◆ Passage shown
____________

[windows2000] OT: Tests Find Theoretical Data Speed Limit

  • From: "Jim Kenzig http://thin.net" <jimkenz@xxxxxxxxxxxxxx>
  • To: thin@xxxxxxxxxxxxx, windows2000@xxxxxxxxxxxxx
  • Date: Wed, 21 Apr 2004 15:22:25 -0400

But I WANT a linear accelerator in my hard disks!
JK


Tests Find Theoretical Data Speed Limit

2 hours, 3 minutes ago  Add Technology - AP to My Yahoo!

http://story.news.yahoo.com/news?tmpl=story&cid=562&ncid=738&e=1&u=/ap/20040
421/ap_on_hi_te/computer_speed_limit

By BRIAN BERGSTEIN, AP Technology Writer

If there is an article of faith in computer science, it's that everything
can keep getting faster and faster.

But scientists say they've discovered an apparent speed limit that will
restrict how quickly data can be written onto disks and then retrieved.


The good news: This limit is about 1,000 times faster than today's
state-of-the-art data storage devices.


When information is stored on disks, minuscule regions that make up each bit
of data are magnetized in one direction or its opposite, to represent a 0 or
a 1. Rewriting data involves sending an electromagnetic pulse that reverses
the spin of selected bits. Accelerate the pulse and you shorten the time
needed to store or rewrite information.


But if the pulses come too quickly and intensely, the high energy involved
makes some of the magnetic changes happen randomly instead of predictably
and reliably, according to a group of researchers writing in Wednesday's
edition of the journal Nature.

____________

◆ Task instructions
Transcribe the stretch of the data speed limit article from "[windows2000] OT: Tests" through "to My Yahoo!". Rely only on the article about the data speed limit as your source.

____________

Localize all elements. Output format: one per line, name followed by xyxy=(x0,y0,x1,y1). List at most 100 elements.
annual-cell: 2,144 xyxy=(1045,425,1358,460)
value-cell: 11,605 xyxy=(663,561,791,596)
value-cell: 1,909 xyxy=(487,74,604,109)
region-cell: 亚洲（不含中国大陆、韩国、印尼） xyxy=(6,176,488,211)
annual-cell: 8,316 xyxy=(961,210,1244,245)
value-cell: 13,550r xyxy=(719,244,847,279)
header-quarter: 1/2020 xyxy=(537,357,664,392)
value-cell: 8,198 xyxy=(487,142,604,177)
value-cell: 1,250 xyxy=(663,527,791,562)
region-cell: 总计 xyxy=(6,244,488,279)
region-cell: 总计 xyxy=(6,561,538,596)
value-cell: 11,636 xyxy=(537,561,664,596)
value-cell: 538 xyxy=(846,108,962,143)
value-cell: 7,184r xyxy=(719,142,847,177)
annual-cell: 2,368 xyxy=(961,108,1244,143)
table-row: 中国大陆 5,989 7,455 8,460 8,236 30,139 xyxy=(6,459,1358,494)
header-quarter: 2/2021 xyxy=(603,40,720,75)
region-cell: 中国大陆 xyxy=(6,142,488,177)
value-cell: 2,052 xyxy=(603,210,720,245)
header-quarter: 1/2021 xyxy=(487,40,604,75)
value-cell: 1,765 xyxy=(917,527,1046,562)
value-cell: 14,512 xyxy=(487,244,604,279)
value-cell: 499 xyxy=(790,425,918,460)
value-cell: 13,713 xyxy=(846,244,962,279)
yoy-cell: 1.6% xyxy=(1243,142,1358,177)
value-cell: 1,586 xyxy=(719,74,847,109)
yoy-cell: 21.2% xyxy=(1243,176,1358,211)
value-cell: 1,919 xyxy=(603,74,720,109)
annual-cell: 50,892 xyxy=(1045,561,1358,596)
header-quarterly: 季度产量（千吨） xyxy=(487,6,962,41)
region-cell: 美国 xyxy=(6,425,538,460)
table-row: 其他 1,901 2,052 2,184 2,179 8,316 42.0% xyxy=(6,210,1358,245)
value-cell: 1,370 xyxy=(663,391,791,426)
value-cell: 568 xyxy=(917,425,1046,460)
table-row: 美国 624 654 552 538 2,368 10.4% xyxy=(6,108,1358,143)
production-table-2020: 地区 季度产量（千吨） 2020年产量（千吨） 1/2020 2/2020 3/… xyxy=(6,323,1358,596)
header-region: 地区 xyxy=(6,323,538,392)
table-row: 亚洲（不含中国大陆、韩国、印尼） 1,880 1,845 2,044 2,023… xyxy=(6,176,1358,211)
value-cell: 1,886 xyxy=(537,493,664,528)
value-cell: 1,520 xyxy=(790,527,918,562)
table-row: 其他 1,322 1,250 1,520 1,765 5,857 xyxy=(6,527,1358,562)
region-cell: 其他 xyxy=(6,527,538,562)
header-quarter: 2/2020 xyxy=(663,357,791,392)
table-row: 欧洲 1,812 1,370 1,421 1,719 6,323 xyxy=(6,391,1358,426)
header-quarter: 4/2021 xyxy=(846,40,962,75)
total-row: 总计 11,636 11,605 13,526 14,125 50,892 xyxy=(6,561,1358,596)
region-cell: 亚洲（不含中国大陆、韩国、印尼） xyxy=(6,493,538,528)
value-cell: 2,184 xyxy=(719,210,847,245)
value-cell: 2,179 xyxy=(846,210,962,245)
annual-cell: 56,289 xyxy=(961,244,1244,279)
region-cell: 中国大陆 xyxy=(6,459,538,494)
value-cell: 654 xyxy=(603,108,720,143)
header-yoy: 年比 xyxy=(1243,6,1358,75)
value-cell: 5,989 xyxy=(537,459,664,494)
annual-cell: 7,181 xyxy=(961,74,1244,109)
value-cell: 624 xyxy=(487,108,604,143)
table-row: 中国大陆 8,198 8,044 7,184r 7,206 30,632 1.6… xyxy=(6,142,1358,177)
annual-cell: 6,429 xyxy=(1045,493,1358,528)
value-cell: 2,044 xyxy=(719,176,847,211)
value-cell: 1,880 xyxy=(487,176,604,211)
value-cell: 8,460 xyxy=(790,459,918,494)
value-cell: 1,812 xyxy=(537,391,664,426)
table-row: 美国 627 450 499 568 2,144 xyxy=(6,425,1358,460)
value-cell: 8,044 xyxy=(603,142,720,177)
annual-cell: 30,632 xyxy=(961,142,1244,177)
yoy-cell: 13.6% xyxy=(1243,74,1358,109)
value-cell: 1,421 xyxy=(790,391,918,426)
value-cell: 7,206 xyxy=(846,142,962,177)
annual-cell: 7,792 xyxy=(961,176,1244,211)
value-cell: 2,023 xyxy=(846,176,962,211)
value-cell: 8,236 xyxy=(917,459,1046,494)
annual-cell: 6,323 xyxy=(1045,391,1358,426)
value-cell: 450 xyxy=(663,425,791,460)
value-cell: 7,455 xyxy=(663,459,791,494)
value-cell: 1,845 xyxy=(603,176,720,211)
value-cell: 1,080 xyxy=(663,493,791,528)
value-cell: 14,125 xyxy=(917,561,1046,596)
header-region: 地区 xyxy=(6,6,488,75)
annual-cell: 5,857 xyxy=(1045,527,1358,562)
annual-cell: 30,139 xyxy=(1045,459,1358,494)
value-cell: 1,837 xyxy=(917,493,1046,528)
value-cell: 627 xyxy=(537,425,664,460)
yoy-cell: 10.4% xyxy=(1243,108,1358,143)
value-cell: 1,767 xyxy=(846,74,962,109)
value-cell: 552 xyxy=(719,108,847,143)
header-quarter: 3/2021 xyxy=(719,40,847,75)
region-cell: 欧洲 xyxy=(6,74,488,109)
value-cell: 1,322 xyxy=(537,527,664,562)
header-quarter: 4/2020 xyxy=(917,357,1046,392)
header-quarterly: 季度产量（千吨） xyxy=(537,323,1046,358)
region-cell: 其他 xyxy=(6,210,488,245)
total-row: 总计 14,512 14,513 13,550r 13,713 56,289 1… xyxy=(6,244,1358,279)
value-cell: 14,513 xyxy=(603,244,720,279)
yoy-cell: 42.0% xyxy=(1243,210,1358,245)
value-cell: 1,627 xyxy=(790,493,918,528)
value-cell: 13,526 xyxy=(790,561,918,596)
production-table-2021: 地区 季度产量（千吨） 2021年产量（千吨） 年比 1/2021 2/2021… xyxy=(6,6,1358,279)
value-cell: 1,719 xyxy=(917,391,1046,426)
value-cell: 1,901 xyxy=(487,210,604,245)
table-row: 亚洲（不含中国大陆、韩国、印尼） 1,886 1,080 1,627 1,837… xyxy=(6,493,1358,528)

____________

◆ Correct output
[windows2000] OT: Tests Find Theoretical Data Speed Limit

  • From: "Jim Kenzig http://thin.net" <jimkenz@xxxxxxxxxxxxxx>
  • To: thin@xxxxxxxxxxxxx, windows2000@xxxxxxxxxxxxx
  • Date: Wed, 21 Apr 2004 15:22:25 -0400

But I WANT a linear accelerator in my hard disks!
JK


Tests Find Theoretical Data Speed Limit

2 hours, 3 minutes ago  Add Technology - AP to My Yahoo!